• **Data shown**:
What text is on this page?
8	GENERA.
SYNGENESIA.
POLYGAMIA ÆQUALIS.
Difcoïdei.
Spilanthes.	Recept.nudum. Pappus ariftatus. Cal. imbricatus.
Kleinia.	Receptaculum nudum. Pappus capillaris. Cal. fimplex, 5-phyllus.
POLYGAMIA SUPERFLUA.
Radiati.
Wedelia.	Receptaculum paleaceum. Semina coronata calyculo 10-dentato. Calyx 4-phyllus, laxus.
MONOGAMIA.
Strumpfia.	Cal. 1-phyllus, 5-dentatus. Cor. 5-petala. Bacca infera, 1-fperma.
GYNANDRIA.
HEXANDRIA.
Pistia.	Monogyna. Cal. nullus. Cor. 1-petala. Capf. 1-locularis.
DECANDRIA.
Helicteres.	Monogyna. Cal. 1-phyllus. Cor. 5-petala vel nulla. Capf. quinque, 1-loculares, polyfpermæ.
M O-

...

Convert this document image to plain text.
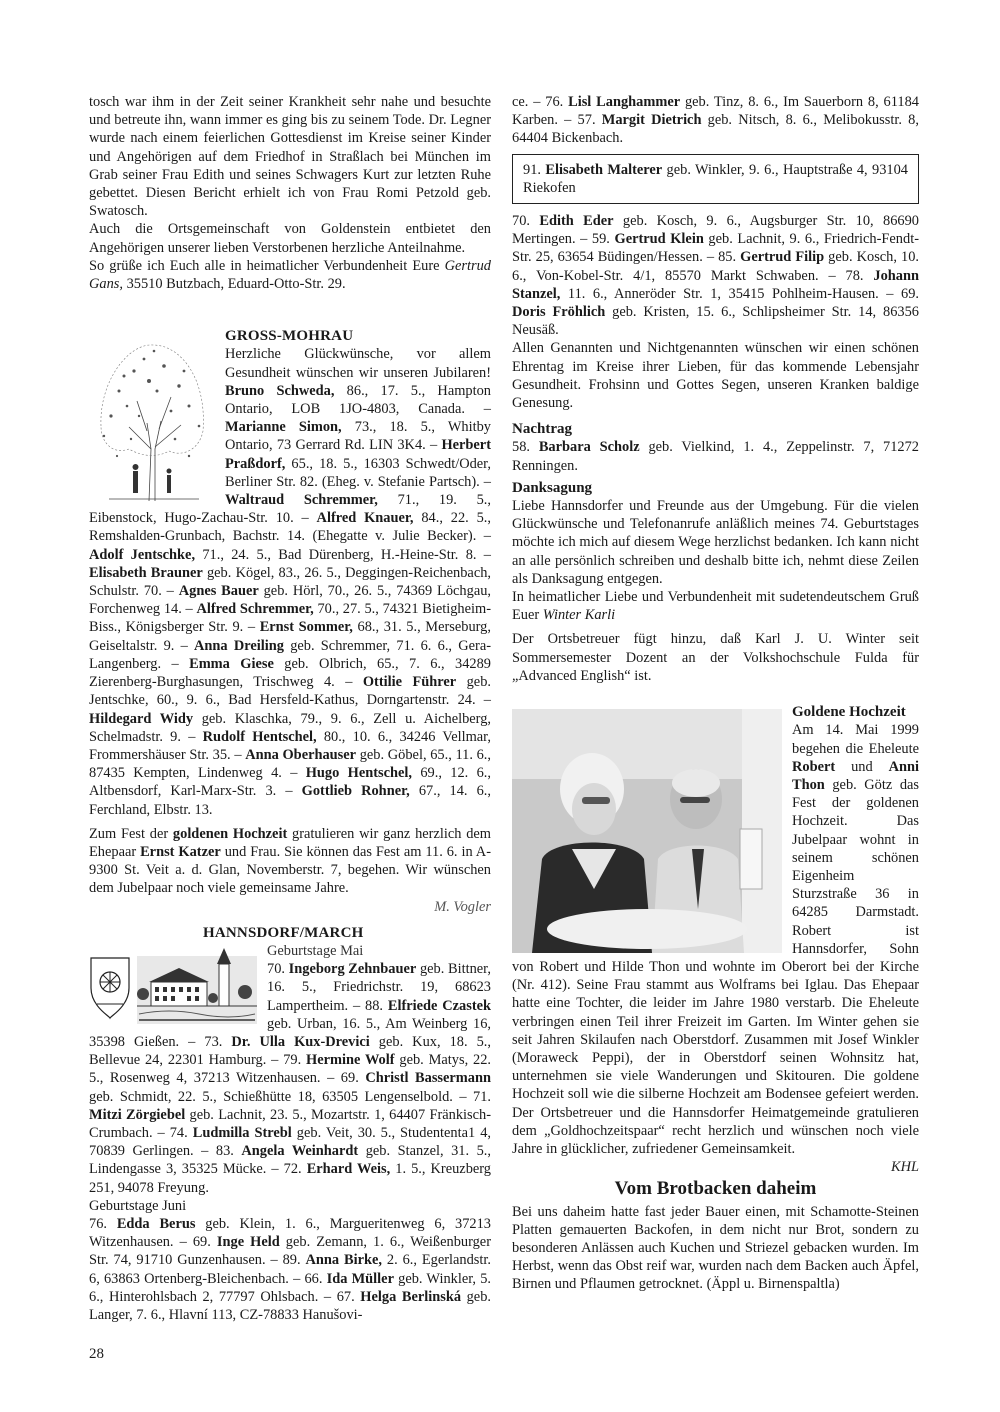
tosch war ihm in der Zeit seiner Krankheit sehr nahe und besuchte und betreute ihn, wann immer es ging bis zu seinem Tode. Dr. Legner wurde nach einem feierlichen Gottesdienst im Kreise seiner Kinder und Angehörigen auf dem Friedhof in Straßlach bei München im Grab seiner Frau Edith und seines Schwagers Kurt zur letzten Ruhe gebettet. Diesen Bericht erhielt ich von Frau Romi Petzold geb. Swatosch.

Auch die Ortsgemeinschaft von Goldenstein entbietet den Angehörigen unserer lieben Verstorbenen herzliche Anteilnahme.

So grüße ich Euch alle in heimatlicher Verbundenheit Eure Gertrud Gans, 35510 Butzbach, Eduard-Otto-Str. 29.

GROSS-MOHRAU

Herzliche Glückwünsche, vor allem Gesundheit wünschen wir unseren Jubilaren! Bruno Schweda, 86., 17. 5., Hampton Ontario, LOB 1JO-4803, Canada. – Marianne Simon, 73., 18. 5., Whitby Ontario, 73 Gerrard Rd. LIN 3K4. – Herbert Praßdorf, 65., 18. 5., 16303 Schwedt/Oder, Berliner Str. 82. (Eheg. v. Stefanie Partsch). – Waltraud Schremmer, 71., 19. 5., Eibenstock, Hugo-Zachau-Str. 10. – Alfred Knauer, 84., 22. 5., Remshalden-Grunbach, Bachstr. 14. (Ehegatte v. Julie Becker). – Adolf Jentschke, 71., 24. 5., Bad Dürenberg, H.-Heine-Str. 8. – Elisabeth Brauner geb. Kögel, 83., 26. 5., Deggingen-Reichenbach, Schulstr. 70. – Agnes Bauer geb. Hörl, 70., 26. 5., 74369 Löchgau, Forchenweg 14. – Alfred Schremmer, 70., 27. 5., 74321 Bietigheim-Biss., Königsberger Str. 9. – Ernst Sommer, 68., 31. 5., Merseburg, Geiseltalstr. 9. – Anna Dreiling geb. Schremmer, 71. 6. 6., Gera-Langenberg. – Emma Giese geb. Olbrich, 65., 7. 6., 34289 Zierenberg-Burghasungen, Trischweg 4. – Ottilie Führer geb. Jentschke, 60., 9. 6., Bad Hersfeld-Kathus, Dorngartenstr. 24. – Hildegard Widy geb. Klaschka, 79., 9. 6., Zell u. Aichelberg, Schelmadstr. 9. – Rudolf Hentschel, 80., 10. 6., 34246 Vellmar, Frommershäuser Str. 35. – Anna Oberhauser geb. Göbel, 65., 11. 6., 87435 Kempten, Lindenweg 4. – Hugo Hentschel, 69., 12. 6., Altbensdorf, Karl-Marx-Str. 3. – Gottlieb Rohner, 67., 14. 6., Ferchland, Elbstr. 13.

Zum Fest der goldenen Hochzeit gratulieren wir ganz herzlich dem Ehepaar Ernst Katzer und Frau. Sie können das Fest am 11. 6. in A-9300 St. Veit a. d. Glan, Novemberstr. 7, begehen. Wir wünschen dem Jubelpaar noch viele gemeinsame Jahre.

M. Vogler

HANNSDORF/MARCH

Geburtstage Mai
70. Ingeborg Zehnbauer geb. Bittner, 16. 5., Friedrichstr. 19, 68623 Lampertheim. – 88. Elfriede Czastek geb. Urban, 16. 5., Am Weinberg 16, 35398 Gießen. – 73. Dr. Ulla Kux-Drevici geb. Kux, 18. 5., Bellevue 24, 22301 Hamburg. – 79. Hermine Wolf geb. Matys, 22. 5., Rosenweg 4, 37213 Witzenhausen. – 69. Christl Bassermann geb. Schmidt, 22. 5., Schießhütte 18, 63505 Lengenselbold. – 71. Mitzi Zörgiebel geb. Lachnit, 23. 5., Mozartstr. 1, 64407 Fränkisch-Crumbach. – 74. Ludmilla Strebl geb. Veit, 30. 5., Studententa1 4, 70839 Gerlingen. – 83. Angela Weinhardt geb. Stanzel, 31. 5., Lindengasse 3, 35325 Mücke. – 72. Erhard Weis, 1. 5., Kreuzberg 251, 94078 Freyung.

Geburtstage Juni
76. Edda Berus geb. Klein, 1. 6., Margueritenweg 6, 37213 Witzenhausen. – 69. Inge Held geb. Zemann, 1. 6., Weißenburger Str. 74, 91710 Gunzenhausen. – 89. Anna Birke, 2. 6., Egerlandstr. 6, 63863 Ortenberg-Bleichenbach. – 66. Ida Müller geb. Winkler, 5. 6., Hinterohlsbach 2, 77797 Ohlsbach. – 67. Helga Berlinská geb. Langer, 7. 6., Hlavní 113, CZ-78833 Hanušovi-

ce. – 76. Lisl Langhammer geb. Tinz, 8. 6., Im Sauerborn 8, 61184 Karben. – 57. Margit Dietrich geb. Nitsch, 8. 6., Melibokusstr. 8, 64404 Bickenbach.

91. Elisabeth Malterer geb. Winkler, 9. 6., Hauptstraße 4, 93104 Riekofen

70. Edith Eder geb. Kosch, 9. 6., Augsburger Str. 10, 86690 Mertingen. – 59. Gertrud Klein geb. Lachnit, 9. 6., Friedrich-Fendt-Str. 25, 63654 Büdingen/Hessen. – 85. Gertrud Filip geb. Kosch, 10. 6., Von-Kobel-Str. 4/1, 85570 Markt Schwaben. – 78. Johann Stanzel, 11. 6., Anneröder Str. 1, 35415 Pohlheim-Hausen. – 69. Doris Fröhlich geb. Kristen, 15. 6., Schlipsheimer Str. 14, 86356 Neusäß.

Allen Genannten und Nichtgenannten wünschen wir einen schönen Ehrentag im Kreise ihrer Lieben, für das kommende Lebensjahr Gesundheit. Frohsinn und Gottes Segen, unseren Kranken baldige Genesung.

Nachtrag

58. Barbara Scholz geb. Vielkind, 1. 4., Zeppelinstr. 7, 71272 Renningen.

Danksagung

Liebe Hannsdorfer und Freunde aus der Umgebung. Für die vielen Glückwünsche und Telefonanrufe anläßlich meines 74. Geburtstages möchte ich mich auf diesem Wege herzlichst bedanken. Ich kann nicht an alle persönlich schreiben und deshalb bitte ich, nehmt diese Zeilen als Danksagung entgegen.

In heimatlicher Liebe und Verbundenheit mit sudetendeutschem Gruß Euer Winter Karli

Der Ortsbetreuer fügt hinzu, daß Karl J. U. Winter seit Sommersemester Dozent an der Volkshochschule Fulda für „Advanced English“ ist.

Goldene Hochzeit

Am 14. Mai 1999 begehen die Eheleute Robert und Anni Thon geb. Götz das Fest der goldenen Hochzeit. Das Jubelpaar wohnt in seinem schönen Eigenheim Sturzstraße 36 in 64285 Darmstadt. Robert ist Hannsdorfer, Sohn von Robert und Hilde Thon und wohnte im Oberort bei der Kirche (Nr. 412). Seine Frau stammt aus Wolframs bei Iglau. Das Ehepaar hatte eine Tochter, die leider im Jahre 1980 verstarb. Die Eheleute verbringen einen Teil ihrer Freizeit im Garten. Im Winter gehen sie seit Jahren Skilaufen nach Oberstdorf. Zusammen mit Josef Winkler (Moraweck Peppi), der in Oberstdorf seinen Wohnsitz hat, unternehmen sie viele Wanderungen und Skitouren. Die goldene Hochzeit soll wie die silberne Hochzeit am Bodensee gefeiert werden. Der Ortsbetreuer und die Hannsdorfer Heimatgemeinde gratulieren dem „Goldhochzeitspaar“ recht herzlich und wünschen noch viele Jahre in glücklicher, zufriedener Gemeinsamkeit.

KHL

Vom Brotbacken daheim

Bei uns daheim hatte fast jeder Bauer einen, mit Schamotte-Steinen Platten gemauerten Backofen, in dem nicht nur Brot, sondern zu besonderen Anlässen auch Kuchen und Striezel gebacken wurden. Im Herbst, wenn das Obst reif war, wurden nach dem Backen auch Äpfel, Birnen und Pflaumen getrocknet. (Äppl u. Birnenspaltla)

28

• **What this task involves**: Within the listing above, copy each line that has the string "POLYGAMIA".

• **Response box**:
POLYGAMIA ÆQUALIS.
POLYGAMIA SUPERFLUA.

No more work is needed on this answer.